Print, exactly and completely, every entry in the data.

**Data for the task:**
-=-=-=-=-
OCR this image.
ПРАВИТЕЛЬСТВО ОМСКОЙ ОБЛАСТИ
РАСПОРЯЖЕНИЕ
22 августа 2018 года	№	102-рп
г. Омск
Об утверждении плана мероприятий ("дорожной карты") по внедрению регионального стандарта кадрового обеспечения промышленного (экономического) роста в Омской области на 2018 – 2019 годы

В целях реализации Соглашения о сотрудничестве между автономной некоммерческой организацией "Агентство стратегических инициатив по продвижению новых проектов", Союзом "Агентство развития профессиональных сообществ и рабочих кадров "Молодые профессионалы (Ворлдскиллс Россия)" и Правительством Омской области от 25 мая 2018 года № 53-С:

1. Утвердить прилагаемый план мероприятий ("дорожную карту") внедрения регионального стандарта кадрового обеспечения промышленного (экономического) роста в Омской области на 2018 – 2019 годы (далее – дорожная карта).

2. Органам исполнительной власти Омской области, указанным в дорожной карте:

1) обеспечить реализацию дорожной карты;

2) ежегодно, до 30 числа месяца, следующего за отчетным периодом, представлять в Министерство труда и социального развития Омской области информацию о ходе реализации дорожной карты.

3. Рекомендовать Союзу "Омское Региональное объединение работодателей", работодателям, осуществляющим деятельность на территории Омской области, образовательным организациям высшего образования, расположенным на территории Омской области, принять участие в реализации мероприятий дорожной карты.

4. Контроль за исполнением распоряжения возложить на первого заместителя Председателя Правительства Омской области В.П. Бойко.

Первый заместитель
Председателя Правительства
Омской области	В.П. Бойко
-=-=-=-=-
**Solution to the problem:**
OCR this image.
ПРАВИТЕЛЬСТВО ОМСКОЙ ОБЛАСТИ
РАСПОРЯЖЕНИЕ
22 августа 2018 года	№	102-рп
г. Омск
Об утверждении плана мероприятий ("дорожной карты") по внедрению регионального стандарта кадрового обеспечения промышленного (экономического) роста в Омской области на 2018 – 2019 годы

В целях реализации Соглашения о сотрудничестве между автономной некоммерческой организацией "Агентство стратегических инициатив по продвижению новых проектов", Союзом "Агентство развития профессиональных сообществ и рабочих кадров "Молодые профессионалы (Ворлдскиллс Россия)" и Правительством Омской области от 25 мая 2018 года № 53-С:

1. Утвердить прилагаемый план мероприятий ("дорожную карту") внедрения регионального стандарта кадрового обеспечения промышленного (экономического) роста в Омской области на 2018 – 2019 годы (далее – дорожная карта).

2. Органам исполнительной власти Омской области, указанным в дорожной карте:

1) обеспечить реализацию дорожной карты;

2) ежегодно, до 30 числа месяца, следующего за отчетным периодом, представлять в Министерство труда и социального развития Омской области информацию о ходе реализации дорожной карты.

3. Рекомендовать Союзу "Омское Региональное объединение работодателей", работодателям, осуществляющим деятельность на территории Омской области, образовательным организациям высшего образования, расположенным на территории Омской области, принять участие в реализации мероприятий дорожной карты.

4. Контроль за исполнением распоряжения возложить на первого заместителя Председателя Правительства Омской области В.П. Бойко.

Первый заместитель
Председателя Правительства
Омской области	В.П. Бойко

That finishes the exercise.